(begin)

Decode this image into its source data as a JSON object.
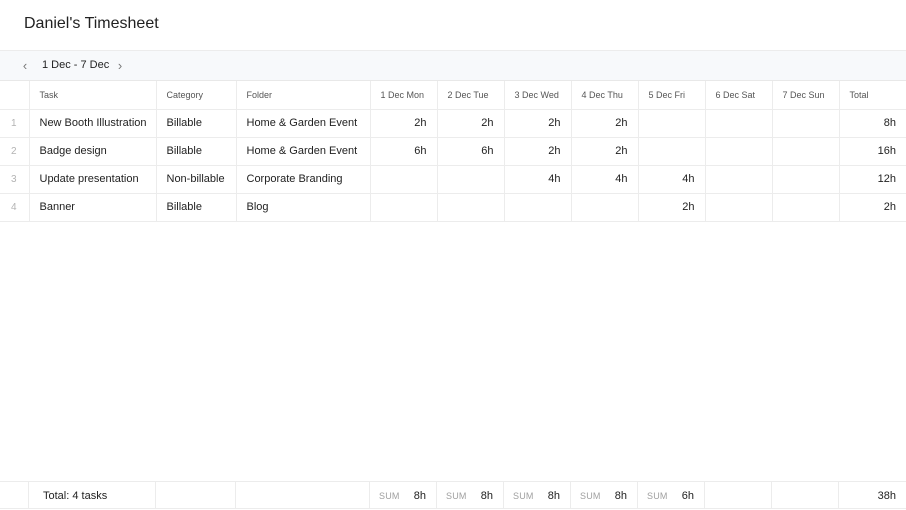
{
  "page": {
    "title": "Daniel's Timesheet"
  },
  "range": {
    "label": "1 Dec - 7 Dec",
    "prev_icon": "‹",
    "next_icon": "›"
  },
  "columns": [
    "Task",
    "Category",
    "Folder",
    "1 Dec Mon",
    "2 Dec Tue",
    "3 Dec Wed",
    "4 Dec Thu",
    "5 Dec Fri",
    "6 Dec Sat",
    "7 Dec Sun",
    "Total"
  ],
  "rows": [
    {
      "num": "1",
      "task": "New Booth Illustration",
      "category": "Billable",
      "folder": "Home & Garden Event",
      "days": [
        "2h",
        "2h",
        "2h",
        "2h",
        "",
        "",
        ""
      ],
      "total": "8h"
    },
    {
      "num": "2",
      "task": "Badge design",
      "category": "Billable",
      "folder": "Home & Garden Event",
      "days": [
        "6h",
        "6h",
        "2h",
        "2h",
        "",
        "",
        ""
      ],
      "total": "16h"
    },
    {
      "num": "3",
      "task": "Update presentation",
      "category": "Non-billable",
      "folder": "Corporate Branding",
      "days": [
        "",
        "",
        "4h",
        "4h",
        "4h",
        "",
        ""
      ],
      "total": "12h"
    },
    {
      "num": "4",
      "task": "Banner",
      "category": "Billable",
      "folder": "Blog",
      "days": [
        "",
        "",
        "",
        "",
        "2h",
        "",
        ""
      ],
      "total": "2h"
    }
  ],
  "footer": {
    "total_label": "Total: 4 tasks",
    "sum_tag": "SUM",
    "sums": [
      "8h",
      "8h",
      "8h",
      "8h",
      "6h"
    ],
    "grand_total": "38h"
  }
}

(end)

▸ **Problem**: Your task is to repeat the material above exactly, without its pictures.

▸ **Written reply**:
Decode this image into its source data as a JSON object.
{
  "page": {
    "title": "Daniel's Timesheet"
  },
  "range": {
    "label": "1 Dec - 7 Dec",
    "prev_icon": "‹",
    "next_icon": "›"
  },
  "columns": [
    "Task",
    "Category",
    "Folder",
    "1 Dec Mon",
    "2 Dec Tue",
    "3 Dec Wed",
    "4 Dec Thu",
    "5 Dec Fri",
    "6 Dec Sat",
    "7 Dec Sun",
    "Total"
  ],
  "rows": [
    {
      "num": "1",
      "task": "New Booth Illustration",
      "category": "Billable",
      "folder": "Home & Garden Event",
      "days": [
        "2h",
        "2h",
        "2h",
        "2h",
        "",
        "",
        ""
      ],
      "total": "8h"
    },
    {
      "num": "2",
      "task": "Badge design",
      "category": "Billable",
      "folder": "Home & Garden Event",
      "days": [
        "6h",
        "6h",
        "2h",
        "2h",
        "",
        "",
        ""
      ],
      "total": "16h"
    },
    {
      "num": "3",
      "task": "Update presentation",
      "category": "Non-billable",
      "folder": "Corporate Branding",
      "days": [
        "",
        "",
        "4h",
        "4h",
        "4h",
        "",
        ""
      ],
      "total": "12h"
    },
    {
      "num": "4",
      "task": "Banner",
      "category": "Billable",
      "folder": "Blog",
      "days": [
        "",
        "",
        "",
        "",
        "2h",
        "",
        ""
      ],
      "total": "2h"
    }
  ],
  "footer": {
    "total_label": "Total: 4 tasks",
    "sum_tag": "SUM",
    "sums": [
      "8h",
      "8h",
      "8h",
      "8h",
      "6h"
    ],
    "grand_total": "38h"
  }
}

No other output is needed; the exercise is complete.